[Challenge]
Find every line in the records below that holds the word "showing", and copy each one.

-- START --

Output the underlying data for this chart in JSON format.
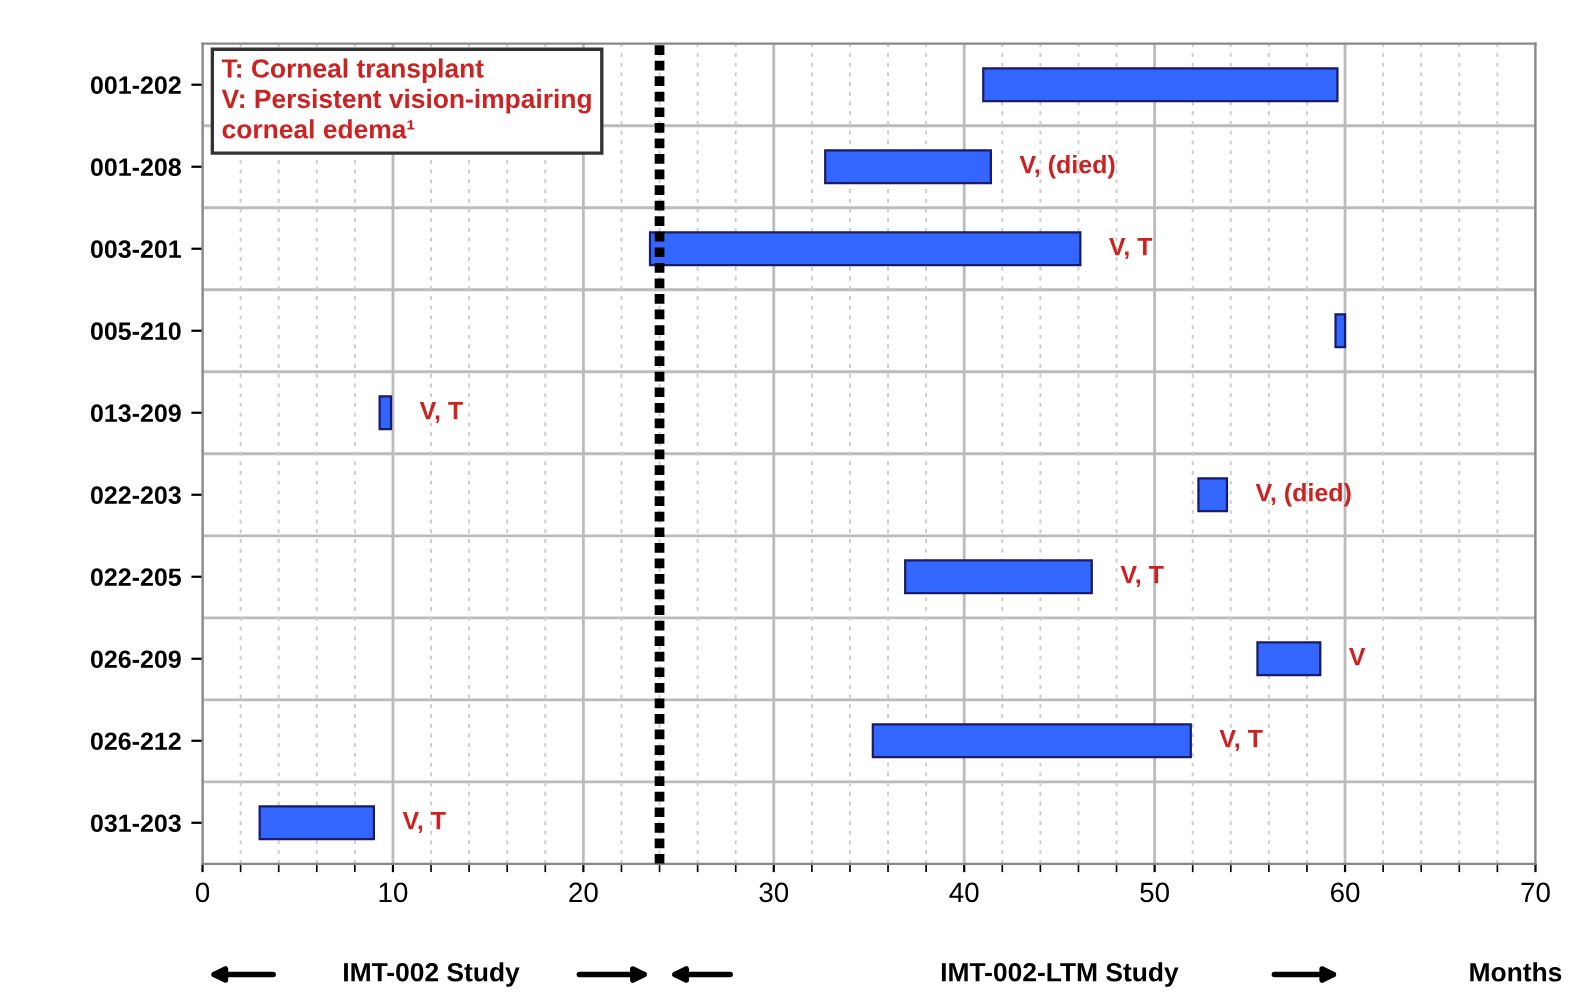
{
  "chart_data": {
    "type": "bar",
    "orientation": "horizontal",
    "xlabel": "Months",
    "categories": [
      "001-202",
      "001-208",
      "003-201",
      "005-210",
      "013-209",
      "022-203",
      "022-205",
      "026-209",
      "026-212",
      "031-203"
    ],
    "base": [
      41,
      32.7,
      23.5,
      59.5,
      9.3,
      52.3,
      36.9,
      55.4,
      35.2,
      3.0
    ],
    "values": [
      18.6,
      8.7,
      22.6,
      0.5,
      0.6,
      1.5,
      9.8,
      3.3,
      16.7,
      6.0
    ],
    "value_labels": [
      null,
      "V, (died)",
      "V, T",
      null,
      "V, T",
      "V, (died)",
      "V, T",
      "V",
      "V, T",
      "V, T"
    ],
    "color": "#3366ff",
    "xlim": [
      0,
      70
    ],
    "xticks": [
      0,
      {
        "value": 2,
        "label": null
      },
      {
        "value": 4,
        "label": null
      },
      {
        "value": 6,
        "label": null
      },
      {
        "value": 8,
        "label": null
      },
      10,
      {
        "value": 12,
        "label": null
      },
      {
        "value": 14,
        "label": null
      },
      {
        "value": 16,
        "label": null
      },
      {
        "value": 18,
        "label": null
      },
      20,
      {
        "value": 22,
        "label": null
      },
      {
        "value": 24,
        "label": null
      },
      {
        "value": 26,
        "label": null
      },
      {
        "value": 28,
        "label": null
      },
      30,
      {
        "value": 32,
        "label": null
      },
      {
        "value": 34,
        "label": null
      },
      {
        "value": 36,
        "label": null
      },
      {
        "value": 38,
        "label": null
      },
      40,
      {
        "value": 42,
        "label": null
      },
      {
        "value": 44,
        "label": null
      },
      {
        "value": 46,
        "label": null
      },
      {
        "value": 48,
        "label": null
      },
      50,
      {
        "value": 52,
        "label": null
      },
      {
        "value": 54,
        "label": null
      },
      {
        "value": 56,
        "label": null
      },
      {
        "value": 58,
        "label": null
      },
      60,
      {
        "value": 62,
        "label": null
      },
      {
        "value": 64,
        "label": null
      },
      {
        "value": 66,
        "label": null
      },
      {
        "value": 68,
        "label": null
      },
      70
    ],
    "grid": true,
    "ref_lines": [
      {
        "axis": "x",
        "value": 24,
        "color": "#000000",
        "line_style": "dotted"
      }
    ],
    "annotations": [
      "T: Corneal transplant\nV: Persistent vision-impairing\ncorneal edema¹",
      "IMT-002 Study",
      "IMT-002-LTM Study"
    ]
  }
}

-- END --
-- START --

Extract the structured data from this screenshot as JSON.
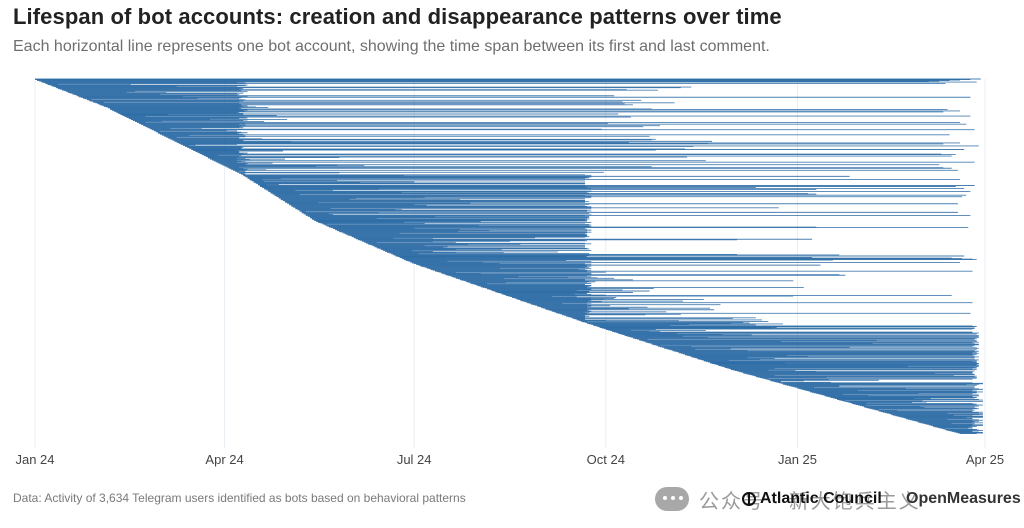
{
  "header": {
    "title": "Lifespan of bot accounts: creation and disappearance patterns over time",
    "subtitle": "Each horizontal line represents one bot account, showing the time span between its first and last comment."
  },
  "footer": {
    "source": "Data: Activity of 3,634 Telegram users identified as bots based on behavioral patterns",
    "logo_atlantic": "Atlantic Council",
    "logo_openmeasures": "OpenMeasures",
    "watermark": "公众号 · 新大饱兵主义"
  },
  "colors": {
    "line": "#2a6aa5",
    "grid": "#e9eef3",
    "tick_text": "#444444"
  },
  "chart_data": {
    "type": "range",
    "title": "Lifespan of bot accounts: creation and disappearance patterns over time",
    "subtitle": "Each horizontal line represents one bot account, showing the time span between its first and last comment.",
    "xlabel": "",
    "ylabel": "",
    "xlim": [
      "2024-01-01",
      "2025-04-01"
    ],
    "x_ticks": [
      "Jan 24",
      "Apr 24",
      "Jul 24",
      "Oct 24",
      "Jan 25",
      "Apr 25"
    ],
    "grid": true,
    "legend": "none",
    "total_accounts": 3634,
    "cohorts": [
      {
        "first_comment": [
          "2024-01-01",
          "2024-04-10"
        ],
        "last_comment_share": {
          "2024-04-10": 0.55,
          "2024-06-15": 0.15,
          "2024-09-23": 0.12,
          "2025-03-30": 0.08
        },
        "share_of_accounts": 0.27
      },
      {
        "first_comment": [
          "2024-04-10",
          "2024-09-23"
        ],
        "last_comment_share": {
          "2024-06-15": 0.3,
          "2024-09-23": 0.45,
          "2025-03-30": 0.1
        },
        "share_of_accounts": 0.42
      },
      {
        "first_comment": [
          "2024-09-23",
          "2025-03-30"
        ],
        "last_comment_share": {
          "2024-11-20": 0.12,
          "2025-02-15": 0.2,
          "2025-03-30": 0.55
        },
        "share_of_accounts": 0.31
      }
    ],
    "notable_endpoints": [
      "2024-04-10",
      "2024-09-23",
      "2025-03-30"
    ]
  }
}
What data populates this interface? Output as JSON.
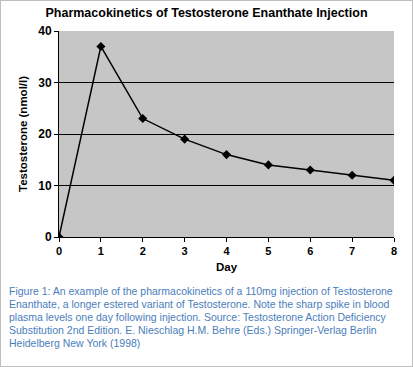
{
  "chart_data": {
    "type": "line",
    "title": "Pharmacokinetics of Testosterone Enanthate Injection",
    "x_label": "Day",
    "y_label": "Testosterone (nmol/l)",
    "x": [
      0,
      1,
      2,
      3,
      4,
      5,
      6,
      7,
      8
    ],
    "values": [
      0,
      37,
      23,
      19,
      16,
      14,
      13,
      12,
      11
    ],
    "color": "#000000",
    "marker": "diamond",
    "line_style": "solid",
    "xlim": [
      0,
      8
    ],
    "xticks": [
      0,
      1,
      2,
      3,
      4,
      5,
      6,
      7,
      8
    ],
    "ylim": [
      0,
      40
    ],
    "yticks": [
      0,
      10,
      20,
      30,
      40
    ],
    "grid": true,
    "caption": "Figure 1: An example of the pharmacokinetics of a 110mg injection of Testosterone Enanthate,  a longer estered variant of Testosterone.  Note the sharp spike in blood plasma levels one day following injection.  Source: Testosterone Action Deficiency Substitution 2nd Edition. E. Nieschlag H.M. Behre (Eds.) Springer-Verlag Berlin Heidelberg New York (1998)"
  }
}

-- END --

[Answer]
    "subtitle": "Each horizontal line represents one bot account, showing the time span between its first and last comment."
    "subtitle": "Each horizontal line represents one bot account, showing the time span between its first and last comment.",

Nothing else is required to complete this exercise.